EXERCISE:
Find every line in the records that contains the string "headphone" and copy each one out in full, matching case exactly.

INPUT MATERIAL:

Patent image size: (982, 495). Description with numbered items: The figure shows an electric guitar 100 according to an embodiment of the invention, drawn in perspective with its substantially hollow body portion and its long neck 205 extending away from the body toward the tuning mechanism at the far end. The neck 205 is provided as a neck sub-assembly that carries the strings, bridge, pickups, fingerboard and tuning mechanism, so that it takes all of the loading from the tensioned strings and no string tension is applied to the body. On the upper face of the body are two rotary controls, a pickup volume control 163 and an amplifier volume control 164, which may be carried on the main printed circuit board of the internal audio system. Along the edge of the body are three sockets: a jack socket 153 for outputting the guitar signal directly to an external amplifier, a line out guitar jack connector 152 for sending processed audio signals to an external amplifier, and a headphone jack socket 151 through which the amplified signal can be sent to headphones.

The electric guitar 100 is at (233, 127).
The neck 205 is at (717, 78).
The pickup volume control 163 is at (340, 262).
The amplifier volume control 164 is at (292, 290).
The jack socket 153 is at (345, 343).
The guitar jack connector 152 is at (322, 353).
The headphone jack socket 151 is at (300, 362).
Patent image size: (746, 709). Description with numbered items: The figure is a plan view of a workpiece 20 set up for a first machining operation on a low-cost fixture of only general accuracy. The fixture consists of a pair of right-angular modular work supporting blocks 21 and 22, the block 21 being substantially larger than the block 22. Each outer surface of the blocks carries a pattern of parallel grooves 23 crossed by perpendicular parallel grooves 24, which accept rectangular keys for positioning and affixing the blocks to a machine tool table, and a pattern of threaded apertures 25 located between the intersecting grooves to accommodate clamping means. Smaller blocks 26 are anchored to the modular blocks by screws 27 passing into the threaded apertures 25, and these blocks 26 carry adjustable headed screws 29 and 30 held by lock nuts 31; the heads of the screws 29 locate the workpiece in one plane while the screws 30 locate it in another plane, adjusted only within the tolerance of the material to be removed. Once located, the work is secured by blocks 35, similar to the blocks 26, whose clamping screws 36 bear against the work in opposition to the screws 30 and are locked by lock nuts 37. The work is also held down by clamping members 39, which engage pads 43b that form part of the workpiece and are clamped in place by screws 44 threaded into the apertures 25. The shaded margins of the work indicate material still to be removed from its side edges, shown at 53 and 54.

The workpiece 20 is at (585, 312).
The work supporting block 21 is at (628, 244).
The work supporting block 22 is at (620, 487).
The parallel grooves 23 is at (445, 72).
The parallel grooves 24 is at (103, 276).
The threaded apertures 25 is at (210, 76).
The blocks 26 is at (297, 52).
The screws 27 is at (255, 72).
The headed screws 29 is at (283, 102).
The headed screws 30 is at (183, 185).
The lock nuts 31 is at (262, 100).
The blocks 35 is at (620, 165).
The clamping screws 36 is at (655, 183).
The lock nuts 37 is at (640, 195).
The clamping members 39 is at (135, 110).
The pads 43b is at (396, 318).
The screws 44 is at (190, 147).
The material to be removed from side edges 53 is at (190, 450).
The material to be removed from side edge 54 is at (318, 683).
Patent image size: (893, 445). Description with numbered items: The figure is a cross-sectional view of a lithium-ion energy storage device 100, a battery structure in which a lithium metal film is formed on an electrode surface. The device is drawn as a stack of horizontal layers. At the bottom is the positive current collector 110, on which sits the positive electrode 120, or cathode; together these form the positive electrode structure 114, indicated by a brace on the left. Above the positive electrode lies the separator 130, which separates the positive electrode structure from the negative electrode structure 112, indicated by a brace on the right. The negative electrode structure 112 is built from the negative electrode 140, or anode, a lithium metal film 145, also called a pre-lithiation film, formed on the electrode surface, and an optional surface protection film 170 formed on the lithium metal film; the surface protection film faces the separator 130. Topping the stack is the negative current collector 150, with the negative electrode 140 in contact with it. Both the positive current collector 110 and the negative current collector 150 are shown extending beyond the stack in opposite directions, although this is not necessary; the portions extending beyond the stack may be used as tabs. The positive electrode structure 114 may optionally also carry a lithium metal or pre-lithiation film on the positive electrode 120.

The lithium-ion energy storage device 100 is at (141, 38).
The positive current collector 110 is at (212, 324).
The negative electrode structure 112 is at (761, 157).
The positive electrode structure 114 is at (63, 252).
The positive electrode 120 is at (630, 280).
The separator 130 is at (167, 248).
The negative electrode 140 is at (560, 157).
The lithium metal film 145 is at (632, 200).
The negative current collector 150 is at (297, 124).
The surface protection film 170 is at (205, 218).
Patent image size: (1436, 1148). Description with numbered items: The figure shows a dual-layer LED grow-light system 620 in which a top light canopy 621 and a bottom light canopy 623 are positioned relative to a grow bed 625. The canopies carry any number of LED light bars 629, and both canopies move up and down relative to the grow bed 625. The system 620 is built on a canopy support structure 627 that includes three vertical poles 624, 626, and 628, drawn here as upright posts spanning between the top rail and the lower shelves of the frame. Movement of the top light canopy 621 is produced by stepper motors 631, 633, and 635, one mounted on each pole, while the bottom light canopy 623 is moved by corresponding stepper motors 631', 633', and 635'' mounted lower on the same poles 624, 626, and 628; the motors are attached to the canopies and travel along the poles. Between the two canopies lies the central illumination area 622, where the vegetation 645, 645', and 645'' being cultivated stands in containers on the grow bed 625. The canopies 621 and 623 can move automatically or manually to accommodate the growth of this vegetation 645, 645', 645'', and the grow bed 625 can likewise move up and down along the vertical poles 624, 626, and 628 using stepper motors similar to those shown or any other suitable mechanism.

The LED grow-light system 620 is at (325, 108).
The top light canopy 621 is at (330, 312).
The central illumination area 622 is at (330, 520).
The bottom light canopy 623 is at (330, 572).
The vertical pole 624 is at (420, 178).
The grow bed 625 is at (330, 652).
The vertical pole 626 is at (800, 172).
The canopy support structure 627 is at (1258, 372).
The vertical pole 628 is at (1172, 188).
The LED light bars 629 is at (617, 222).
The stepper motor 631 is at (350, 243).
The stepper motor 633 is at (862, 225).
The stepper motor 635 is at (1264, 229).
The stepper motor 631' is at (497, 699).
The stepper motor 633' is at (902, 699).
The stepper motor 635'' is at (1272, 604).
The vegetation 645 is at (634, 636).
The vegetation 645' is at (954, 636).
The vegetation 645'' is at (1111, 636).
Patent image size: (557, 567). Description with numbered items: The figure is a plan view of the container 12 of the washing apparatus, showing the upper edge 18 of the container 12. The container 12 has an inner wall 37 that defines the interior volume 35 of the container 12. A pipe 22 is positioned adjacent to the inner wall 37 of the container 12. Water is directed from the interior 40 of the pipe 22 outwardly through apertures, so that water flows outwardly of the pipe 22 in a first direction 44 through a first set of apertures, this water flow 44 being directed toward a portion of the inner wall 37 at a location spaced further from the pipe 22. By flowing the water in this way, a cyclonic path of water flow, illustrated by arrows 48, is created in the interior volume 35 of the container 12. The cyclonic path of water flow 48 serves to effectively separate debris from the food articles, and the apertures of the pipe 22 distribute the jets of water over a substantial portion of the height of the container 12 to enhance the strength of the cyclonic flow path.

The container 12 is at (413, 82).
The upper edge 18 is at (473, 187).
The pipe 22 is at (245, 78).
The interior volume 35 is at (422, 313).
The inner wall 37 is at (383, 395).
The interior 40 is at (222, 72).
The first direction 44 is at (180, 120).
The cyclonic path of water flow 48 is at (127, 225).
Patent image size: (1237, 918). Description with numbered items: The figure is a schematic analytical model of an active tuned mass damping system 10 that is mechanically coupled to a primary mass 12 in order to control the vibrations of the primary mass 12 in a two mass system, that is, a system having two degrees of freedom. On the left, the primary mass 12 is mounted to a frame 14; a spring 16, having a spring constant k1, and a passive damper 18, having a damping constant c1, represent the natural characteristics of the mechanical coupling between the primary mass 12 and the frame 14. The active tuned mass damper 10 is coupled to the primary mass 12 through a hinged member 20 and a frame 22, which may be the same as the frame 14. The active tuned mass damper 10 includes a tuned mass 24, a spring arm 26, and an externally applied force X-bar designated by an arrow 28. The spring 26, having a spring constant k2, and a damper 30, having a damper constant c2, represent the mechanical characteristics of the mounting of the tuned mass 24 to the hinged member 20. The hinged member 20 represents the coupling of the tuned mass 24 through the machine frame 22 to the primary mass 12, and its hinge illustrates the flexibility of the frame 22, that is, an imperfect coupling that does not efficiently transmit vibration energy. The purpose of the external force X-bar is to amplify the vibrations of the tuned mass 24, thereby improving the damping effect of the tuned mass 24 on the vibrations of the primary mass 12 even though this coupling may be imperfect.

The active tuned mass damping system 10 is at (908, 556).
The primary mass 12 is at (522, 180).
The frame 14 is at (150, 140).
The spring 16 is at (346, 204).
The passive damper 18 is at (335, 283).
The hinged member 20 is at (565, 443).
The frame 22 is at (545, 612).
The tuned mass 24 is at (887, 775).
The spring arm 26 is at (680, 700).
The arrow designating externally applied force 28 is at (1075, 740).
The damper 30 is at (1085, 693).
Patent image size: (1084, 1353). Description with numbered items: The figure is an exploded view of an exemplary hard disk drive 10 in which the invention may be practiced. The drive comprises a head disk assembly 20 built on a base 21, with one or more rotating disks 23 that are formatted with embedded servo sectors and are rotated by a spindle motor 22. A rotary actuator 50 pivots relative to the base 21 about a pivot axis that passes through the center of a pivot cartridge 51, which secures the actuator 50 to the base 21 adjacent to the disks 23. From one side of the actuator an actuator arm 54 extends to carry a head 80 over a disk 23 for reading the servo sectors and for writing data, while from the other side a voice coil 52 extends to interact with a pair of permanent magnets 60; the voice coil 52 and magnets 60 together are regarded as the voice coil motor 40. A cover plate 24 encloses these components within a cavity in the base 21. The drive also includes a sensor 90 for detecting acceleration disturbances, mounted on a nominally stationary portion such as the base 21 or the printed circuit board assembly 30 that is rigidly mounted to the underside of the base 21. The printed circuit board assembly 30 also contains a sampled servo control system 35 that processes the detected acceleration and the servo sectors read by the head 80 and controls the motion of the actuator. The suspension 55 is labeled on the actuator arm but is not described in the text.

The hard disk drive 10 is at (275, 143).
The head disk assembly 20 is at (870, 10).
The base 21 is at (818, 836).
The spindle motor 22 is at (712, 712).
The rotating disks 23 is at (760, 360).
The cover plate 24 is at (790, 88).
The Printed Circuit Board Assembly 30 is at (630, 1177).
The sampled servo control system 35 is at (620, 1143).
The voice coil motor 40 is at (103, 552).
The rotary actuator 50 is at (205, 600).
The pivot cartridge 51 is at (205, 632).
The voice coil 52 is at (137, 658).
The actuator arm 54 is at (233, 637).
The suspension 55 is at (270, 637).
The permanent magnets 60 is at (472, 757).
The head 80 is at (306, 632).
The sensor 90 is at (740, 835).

SOLVED EXERCISE:
Patent image size: (982, 495). Description with numbered items: The figure shows an electric guitar 100 according to an embodiment of the invention, drawn in perspective with its substantially hollow body portion and its long neck 205 extending away from the body toward the tuning mechanism at the far end. The neck 205 is provided as a neck sub-assembly that carries the strings, bridge, pickups, fingerboard and tuning mechanism, so that it takes all of the loading from the tensioned strings and no string tension is applied to the body. On the upper face of the body are two rotary controls, a pickup volume control 163 and an amplifier volume control 164, which may be carried on the main printed circuit board of the internal audio system. Along the edge of the body are three sockets: a jack socket 153 for outputting the guitar signal directly to an external amplifier, a line out guitar jack connector 152 for sending processed audio signals to an external amplifier, and a headphone jack socket 151 through which the amplified signal can be sent to headphones.
The headphone jack socket 151 is at (300, 362).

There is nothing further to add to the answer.